Exercise aim
Keep every line where the word "объектах" appears; drop the rest.

Stored records
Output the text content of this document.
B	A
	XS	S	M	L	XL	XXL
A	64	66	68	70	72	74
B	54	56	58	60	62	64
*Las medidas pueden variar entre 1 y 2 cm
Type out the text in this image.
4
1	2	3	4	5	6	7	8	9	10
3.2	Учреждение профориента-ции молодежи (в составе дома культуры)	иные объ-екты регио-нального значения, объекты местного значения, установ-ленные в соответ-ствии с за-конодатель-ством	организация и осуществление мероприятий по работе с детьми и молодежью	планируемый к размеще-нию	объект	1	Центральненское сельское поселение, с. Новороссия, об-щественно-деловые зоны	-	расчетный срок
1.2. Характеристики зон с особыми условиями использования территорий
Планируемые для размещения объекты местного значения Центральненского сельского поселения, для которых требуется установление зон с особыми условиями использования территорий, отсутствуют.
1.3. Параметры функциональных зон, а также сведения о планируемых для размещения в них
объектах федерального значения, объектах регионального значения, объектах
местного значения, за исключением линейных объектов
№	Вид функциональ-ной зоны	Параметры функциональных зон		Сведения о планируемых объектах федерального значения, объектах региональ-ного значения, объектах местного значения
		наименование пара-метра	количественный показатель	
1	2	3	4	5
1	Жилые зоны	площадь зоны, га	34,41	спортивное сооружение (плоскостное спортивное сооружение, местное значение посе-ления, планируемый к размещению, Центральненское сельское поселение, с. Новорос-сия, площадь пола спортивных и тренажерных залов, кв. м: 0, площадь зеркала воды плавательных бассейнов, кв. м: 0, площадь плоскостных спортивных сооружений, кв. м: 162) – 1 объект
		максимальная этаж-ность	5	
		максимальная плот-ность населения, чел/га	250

Answer in full
объектах федерального значения, объектах регионального значения, объектах
№	Вид функциональ-ной зоны	Параметры функциональных зон		Сведения о планируемых объектах федерального значения, объектах региональ-ного значения, объектах местного значения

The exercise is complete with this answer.